Find every line in the records below that holds the word "Silk" and copy it.
________
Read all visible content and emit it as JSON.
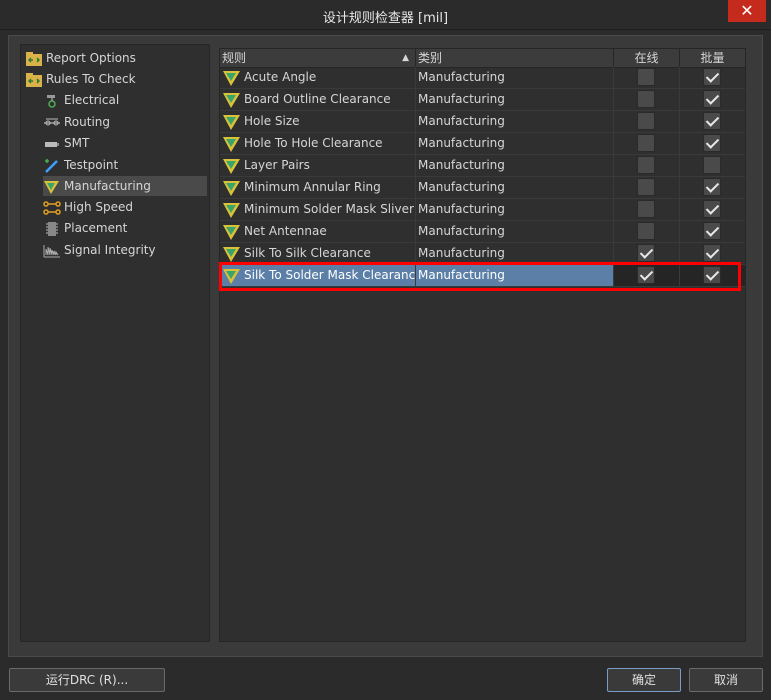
{
  "window": {
    "title": "设计规则检查器 [mil]",
    "close_glyph": "✕"
  },
  "tree": {
    "items": [
      {
        "label": "Report Options",
        "icon": "folder-arrows-icon"
      },
      {
        "label": "Rules To Check",
        "icon": "folder-arrows-icon"
      },
      {
        "label": "Electrical",
        "icon": "electrical-icon"
      },
      {
        "label": "Routing",
        "icon": "routing-icon"
      },
      {
        "label": "SMT",
        "icon": "smt-icon"
      },
      {
        "label": "Testpoint",
        "icon": "testpoint-icon"
      },
      {
        "label": "Manufacturing",
        "icon": "manufacturing-icon",
        "selected": true
      },
      {
        "label": "High Speed",
        "icon": "high-speed-icon"
      },
      {
        "label": "Placement",
        "icon": "placement-icon"
      },
      {
        "label": "Signal Integrity",
        "icon": "signal-integrity-icon"
      }
    ]
  },
  "table": {
    "columns": {
      "rule": "规则",
      "category": "类别",
      "online": "在线",
      "batch": "批量"
    },
    "rows": [
      {
        "rule": "Acute Angle",
        "category": "Manufacturing",
        "online": false,
        "batch": true
      },
      {
        "rule": "Board Outline Clearance",
        "category": "Manufacturing",
        "online": false,
        "batch": true
      },
      {
        "rule": "Hole Size",
        "category": "Manufacturing",
        "online": false,
        "batch": true
      },
      {
        "rule": "Hole To Hole Clearance",
        "category": "Manufacturing",
        "online": false,
        "batch": true
      },
      {
        "rule": "Layer Pairs",
        "category": "Manufacturing",
        "online": false,
        "batch": false
      },
      {
        "rule": "Minimum Annular Ring",
        "category": "Manufacturing",
        "online": false,
        "batch": true
      },
      {
        "rule": "Minimum Solder Mask Sliver",
        "category": "Manufacturing",
        "online": false,
        "batch": true
      },
      {
        "rule": "Net Antennae",
        "category": "Manufacturing",
        "online": false,
        "batch": true
      },
      {
        "rule": "Silk To Silk Clearance",
        "category": "Manufacturing",
        "online": true,
        "batch": true
      },
      {
        "rule": "Silk To Solder Mask Clearance",
        "category": "Manufacturing",
        "online": true,
        "batch": true,
        "selected": true
      }
    ]
  },
  "buttons": {
    "run_drc": "运行DRC (R)...",
    "ok": "确定",
    "cancel": "取消"
  },
  "colors": {
    "selection": "#5b7fa6",
    "highlight": "#ff0000",
    "close": "#c42b1c"
  }
}
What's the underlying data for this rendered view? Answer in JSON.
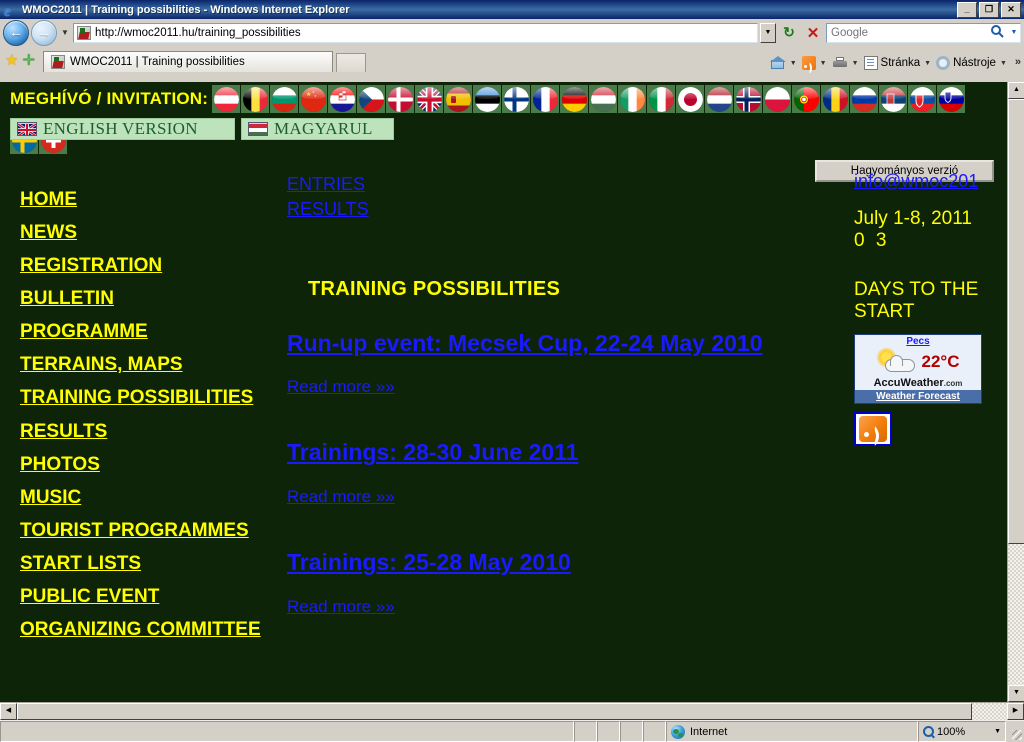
{
  "window": {
    "title": "WMOC2011 | Training possibilities - Windows Internet Explorer",
    "minimize_label": "_",
    "restore_label": "❐",
    "close_label": "✕"
  },
  "browser": {
    "back_label": "←",
    "forward_label": "→",
    "history_caret": "▼",
    "url": "http://wmoc2011.hu/training_possibilities",
    "url_combo_caret": "▼",
    "refresh_label": "↻",
    "stop_label": "✕",
    "search_placeholder": "Google",
    "search_value": "",
    "search_go_label": "🔍",
    "search_caret": "▼",
    "tab_title": "WMOC2011 | Training possibilities",
    "new_tab_label": "",
    "favorites_star": "★",
    "add_favorite_star": "✛",
    "toolbar": {
      "home_label": "",
      "feeds_label": "",
      "print_label": "",
      "page_label": "Stránka",
      "tools_label": "Nástroje",
      "overflow_label": "»",
      "caret": "▼"
    }
  },
  "status": {
    "message": "",
    "zone_label": "Internet",
    "zoom_label": "100%",
    "zoom_caret": "▼"
  },
  "site": {
    "invitation_label": "MEGHÍVÓ / INVITATION:",
    "flags": [
      {
        "name": "austria-flag",
        "code": "at"
      },
      {
        "name": "belgium-flag",
        "code": "be"
      },
      {
        "name": "bulgaria-flag",
        "code": "bg"
      },
      {
        "name": "china-flag",
        "code": "cn"
      },
      {
        "name": "croatia-flag",
        "code": "hr"
      },
      {
        "name": "czech-republic-flag",
        "code": "cz"
      },
      {
        "name": "denmark-flag",
        "code": "dk"
      },
      {
        "name": "united-kingdom-flag",
        "code": "gb"
      },
      {
        "name": "spain-flag",
        "code": "es"
      },
      {
        "name": "estonia-flag",
        "code": "ee"
      },
      {
        "name": "finland-flag",
        "code": "fi"
      },
      {
        "name": "france-flag",
        "code": "fr"
      },
      {
        "name": "germany-flag",
        "code": "de"
      },
      {
        "name": "hungary-flag",
        "code": "hu"
      },
      {
        "name": "ireland-flag",
        "code": "ie"
      },
      {
        "name": "italy-flag",
        "code": "it"
      },
      {
        "name": "japan-flag",
        "code": "jp"
      },
      {
        "name": "netherlands-flag",
        "code": "nl"
      },
      {
        "name": "norway-flag",
        "code": "no"
      },
      {
        "name": "poland-flag",
        "code": "pl"
      },
      {
        "name": "portugal-flag",
        "code": "pt"
      },
      {
        "name": "romania-flag",
        "code": "ro"
      },
      {
        "name": "russia-flag",
        "code": "ru"
      },
      {
        "name": "serbia-flag",
        "code": "rs"
      },
      {
        "name": "slovakia-flag",
        "code": "sk"
      },
      {
        "name": "slovenia-flag",
        "code": "si"
      }
    ],
    "extra_flags": [
      {
        "name": "sweden-flag",
        "code": "se"
      },
      {
        "name": "switzerland-flag",
        "code": "ch"
      }
    ],
    "english_version_label": "ENGLISH VERSION",
    "magyarul_label": "MAGYARUL",
    "traditional_version_label": "Hagyományos verzió",
    "nav": [
      {
        "label": "HOME",
        "name": "nav-home"
      },
      {
        "label": "NEWS",
        "name": "nav-news"
      },
      {
        "label": "REGISTRATION",
        "name": "nav-registration"
      },
      {
        "label": "BULLETIN",
        "name": "nav-bulletin"
      },
      {
        "label": "PROGRAMME",
        "name": "nav-programme"
      },
      {
        "label": "TERRAINS, MAPS",
        "name": "nav-terrains-maps"
      },
      {
        "label": "TRAINING POSSIBILITIES",
        "name": "nav-training-possibilities"
      },
      {
        "label": "RESULTS",
        "name": "nav-results"
      },
      {
        "label": "PHOTOS",
        "name": "nav-photos"
      },
      {
        "label": "MUSIC",
        "name": "nav-music"
      },
      {
        "label": "TOURIST PROGRAMMES",
        "name": "nav-tourist-programmes"
      },
      {
        "label": "START LISTS",
        "name": "nav-start-lists"
      },
      {
        "label": "PUBLIC EVENT",
        "name": "nav-public-event"
      },
      {
        "label": "ORGANIZING COMMITTEE",
        "name": "nav-organizing-committee"
      }
    ],
    "top_links": [
      {
        "label": "ENTRIES",
        "name": "link-entries"
      },
      {
        "label": "RESULTS",
        "name": "link-results"
      }
    ],
    "page_title": "TRAINING POSSIBILITIES",
    "articles": [
      {
        "title": "Run-up event: Mecsek Cup, 22-24 May 2010",
        "read_more": "Read more »»"
      },
      {
        "title": "Trainings: 28-30 June 2011",
        "read_more": "Read more »»"
      },
      {
        "title": "Trainings: 25-28 May 2010",
        "read_more": "Read more »»"
      }
    ],
    "contact_email": "info@wmoc201",
    "event_date": "July 1-8, 2011",
    "countdown": "0 3",
    "countdown_caption": "DAYS TO THE START",
    "weather": {
      "city": "Pecs",
      "temperature": "22°C",
      "brand": "AccuWeather",
      "brand_suffix": ".com",
      "forecast_label": "Weather Forecast"
    },
    "rss_label": "RSS feed"
  },
  "scroll": {
    "up_label": "▲",
    "down_label": "▼",
    "left_label": "◀",
    "right_label": "▶"
  },
  "colors": {
    "page_bg": "#0d2408",
    "nav_link": "#ffff00",
    "content_link": "#1a1aff",
    "lang_bar_bg": "#bce3bc",
    "lang_bar_text": "#1f5c2e",
    "flag_cell_bg": "#4a7c4a",
    "rss_orange": "#f07d0d",
    "titlebar_blue": "#0a246a",
    "chrome_gray": "#d4d0c8"
  }
}
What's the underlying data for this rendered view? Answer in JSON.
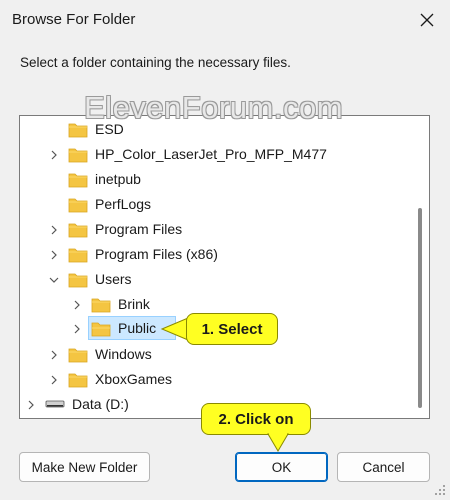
________
--- RESULT ---
        "rule": "Silk To Silk Clearance",
        "rule": "Silk To Solder Mask Clearance",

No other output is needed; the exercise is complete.